### [Challenge]
Each line of the material below should be reproduced exactly.

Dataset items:

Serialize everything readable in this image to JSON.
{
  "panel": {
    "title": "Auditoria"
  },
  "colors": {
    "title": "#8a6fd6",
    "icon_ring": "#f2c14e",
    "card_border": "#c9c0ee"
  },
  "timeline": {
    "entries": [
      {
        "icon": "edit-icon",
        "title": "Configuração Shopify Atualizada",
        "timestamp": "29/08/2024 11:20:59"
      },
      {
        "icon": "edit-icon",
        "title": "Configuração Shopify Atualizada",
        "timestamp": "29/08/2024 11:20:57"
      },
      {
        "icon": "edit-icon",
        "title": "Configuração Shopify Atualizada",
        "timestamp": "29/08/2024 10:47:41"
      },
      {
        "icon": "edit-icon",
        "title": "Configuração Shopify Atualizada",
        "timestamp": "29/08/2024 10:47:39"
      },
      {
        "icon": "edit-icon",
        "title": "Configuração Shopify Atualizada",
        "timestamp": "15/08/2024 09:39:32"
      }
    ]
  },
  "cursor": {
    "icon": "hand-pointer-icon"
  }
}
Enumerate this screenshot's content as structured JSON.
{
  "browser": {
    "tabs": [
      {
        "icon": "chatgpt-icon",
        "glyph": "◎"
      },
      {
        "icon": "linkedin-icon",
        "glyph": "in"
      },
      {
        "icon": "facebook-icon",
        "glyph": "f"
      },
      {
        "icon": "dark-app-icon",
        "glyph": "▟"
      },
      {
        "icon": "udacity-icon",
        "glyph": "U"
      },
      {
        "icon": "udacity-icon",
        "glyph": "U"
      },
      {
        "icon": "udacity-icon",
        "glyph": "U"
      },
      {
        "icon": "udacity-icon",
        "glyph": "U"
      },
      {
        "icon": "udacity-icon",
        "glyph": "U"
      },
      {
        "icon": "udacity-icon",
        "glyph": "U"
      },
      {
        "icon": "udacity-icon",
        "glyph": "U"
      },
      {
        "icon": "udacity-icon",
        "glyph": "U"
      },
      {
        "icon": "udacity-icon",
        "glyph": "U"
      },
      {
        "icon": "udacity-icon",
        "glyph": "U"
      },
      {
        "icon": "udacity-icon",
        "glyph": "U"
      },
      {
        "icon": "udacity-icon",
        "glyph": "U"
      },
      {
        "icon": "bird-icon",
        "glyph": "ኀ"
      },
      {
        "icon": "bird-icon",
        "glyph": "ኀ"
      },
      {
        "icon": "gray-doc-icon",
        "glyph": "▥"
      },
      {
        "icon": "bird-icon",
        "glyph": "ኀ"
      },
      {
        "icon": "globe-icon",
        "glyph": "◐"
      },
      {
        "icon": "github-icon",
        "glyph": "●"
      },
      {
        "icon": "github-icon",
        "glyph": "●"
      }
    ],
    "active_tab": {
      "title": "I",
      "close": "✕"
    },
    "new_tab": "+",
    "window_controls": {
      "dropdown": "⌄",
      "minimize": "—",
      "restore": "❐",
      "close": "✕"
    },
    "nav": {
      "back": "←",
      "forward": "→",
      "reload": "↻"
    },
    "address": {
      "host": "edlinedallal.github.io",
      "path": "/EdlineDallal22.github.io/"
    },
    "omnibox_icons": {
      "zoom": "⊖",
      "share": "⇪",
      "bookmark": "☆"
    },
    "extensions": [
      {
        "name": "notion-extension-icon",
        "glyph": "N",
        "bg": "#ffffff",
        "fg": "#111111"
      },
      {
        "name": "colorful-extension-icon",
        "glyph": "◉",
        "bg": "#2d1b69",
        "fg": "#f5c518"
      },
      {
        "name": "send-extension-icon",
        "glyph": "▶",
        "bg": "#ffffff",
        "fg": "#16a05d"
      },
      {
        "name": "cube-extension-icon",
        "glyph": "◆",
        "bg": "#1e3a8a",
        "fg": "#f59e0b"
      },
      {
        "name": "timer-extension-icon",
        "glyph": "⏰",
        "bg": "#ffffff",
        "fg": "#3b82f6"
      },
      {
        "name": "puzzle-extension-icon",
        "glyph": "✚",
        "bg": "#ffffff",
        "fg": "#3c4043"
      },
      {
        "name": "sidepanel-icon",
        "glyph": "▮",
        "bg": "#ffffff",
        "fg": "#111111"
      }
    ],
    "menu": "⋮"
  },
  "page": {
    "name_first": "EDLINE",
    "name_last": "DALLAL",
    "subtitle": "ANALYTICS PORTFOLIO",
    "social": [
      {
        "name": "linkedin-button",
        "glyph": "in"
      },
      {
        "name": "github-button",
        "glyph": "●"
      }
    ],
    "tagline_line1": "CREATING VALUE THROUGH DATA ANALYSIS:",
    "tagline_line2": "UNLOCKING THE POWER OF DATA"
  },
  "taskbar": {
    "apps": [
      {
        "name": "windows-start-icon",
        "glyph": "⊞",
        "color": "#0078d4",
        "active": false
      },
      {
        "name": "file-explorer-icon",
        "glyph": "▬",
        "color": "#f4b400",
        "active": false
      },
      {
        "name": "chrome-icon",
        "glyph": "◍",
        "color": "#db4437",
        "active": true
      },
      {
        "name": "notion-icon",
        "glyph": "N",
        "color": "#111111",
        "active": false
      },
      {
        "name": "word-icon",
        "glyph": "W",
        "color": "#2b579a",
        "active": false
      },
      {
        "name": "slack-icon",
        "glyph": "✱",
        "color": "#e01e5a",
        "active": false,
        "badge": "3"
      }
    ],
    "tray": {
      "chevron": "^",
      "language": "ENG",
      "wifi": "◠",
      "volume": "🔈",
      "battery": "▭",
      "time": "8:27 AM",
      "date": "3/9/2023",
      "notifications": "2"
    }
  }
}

### [Solution for this exercise]
Serialize everything readable in this image to JSON.
{
  "panel": {
    "title": "Auditoria"
  },
  "colors": {
    "title": "#8a6fd6",
    "icon_ring": "#f2c14e",
    "card_border": "#c9c0ee"
  },
  "timeline": {
    "entries": [
      {
        "icon": "edit-icon",
        "title": "Configuração Shopify Atualizada",
        "timestamp": "29/08/2024 11:20:59"
      },
      {
        "icon": "edit-icon",
        "title": "Configuração Shopify Atualizada",
        "timestamp": "29/08/2024 11:20:57"
      },
      {
        "icon": "edit-icon",
        "title": "Configuração Shopify Atualizada",
        "timestamp": "29/08/2024 10:47:41"
      },
      {
        "icon": "edit-icon",
        "title": "Configuração Shopify Atualizada",
        "timestamp": "29/08/2024 10:47:39"
      },
      {
        "icon": "edit-icon",
        "title": "Configuração Shopify Atualizada",
        "timestamp": "15/08/2024 09:39:32"
      }
    ]
  },
  "cursor": {
    "icon": "hand-pointer-icon"
  }
}
Enumerate this screenshot's content as structured JSON.
{
  "browser": {
    "tabs": [
      {
        "icon": "chatgpt-icon",
        "glyph": "◎"
      },
      {
        "icon": "linkedin-icon",
        "glyph": "in"
      },
      {
        "icon": "facebook-icon",
        "glyph": "f"
      },
      {
        "icon": "dark-app-icon",
        "glyph": "▟"
      },
      {
        "icon": "udacity-icon",
        "glyph": "U"
      },
      {
        "icon": "udacity-icon",
        "glyph": "U"
      },
      {
        "icon": "udacity-icon",
        "glyph": "U"
      },
      {
        "icon": "udacity-icon",
        "glyph": "U"
      },
      {
        "icon": "udacity-icon",
        "glyph": "U"
      },
      {
        "icon": "udacity-icon",
        "glyph": "U"
      },
      {
        "icon": "udacity-icon",
        "glyph": "U"
      },
      {
        "icon": "udacity-icon",
        "glyph": "U"
      },
      {
        "icon": "udacity-icon",
        "glyph": "U"
      },
      {
        "icon": "udacity-icon",
        "glyph": "U"
      },
      {
        "icon": "udacity-icon",
        "glyph": "U"
      },
      {
        "icon": "udacity-icon",
        "glyph": "U"
      },
      {
        "icon": "bird-icon",
        "glyph": "ኀ"
      },
      {
        "icon": "bird-icon",
        "glyph": "ኀ"
      },
      {
        "icon": "gray-doc-icon",
        "glyph": "▥"
      },
      {
        "icon": "bird-icon",
        "glyph": "ኀ"
      },
      {
        "icon": "globe-icon",
        "glyph": "◐"
      },
      {
        "icon": "github-icon",
        "glyph": "●"
      },
      {
        "icon": "github-icon",
        "glyph": "●"
      }
    ],
    "active_tab": {
      "title": "I",
      "close": "✕"
    },
    "new_tab": "+",
    "window_controls": {
      "dropdown": "⌄",
      "minimize": "—",
      "restore": "❐",
      "close": "✕"
    },
    "nav": {
      "back": "←",
      "forward": "→",
      "reload": "↻"
    },
    "address": {
      "host": "edlinedallal.github.io",
      "path": "/EdlineDallal22.github.io/"
    },
    "omnibox_icons": {
      "zoom": "⊖",
      "share": "⇪",
      "bookmark": "☆"
    },
    "extensions": [
      {
        "name": "notion-extension-icon",
        "glyph": "N",
        "bg": "#ffffff",
        "fg": "#111111"
      },
      {
        "name": "colorful-extension-icon",
        "glyph": "◉",
        "bg": "#2d1b69",
        "fg": "#f5c518"
      },
      {
        "name": "send-extension-icon",
        "glyph": "▶",
        "bg": "#ffffff",
        "fg": "#16a05d"
      },
      {
        "name": "cube-extension-icon",
        "glyph": "◆",
        "bg": "#1e3a8a",
        "fg": "#f59e0b"
      },
      {
        "name": "timer-extension-icon",
        "glyph": "⏰",
        "bg": "#ffffff",
        "fg": "#3b82f6"
      },
      {
        "name": "puzzle-extension-icon",
        "glyph": "✚",
        "bg": "#ffffff",
        "fg": "#3c4043"
      },
      {
        "name": "sidepanel-icon",
        "glyph": "▮",
        "bg": "#ffffff",
        "fg": "#111111"
      }
    ],
    "menu": "⋮"
  },
  "page": {
    "name_first": "EDLINE",
    "name_last": "DALLAL",
    "subtitle": "ANALYTICS PORTFOLIO",
    "social": [
      {
        "name": "linkedin-button",
        "glyph": "in"
      },
      {
        "name": "github-button",
        "glyph": "●"
      }
    ],
    "tagline_line1": "CREATING VALUE THROUGH DATA ANALYSIS:",
    "tagline_line2": "UNLOCKING THE POWER OF DATA"
  },
  "taskbar": {
    "apps": [
      {
        "name": "windows-start-icon",
        "glyph": "⊞",
        "color": "#0078d4",
        "active": false
      },
      {
        "name": "file-explorer-icon",
        "glyph": "▬",
        "color": "#f4b400",
        "active": false
      },
      {
        "name": "chrome-icon",
        "glyph": "◍",
        "color": "#db4437",
        "active": true
      },
      {
        "name": "notion-icon",
        "glyph": "N",
        "color": "#111111",
        "active": false
      },
      {
        "name": "word-icon",
        "glyph": "W",
        "color": "#2b579a",
        "active": false
      },
      {
        "name": "slack-icon",
        "glyph": "✱",
        "color": "#e01e5a",
        "active": false,
        "badge": "3"
      }
    ],
    "tray": {
      "chevron": "^",
      "language": "ENG",
      "wifi": "◠",
      "volume": "🔈",
      "battery": "▭",
      "time": "8:27 AM",
      "date": "3/9/2023",
      "notifications": "2"
    }
  }
}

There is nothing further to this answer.